Dataset excerpt:
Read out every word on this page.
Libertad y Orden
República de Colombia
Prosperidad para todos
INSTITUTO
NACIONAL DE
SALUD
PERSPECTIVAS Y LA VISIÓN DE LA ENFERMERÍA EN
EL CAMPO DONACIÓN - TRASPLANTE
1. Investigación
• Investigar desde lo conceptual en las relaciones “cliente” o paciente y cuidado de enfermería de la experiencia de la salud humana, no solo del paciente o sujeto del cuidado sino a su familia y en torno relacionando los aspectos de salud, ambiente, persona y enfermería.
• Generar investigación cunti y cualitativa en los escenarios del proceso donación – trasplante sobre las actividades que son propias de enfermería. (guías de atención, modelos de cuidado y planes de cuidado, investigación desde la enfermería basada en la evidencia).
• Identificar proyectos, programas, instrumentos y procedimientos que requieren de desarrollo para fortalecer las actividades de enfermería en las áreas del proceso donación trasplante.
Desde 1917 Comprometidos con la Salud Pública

**THE REQUEST:** Your task is to quote the listing above word for word.

**SOLUTION FOR THIS EXERCISE:**
Read out every word on this page.
Libertad y Orden
República de Colombia
Prosperidad para todos
INSTITUTO
NACIONAL DE
SALUD
PERSPECTIVAS Y LA VISIÓN DE LA ENFERMERÍA EN
EL CAMPO DONACIÓN - TRASPLANTE
1. Investigación
• Investigar desde lo conceptual en las relaciones “cliente” o paciente y cuidado de enfermería de la experiencia de la salud humana, no solo del paciente o sujeto del cuidado sino a su familia y en torno relacionando los aspectos de salud, ambiente, persona y enfermería.
• Generar investigación cunti y cualitativa en los escenarios del proceso donación – trasplante sobre las actividades que son propias de enfermería. (guías de atención, modelos de cuidado y planes de cuidado, investigación desde la enfermería basada en la evidencia).
• Identificar proyectos, programas, instrumentos y procedimientos que requieren de desarrollo para fortalecer las actividades de enfermería en las áreas del proceso donación trasplante.
Desde 1917 Comprometidos con la Salud Pública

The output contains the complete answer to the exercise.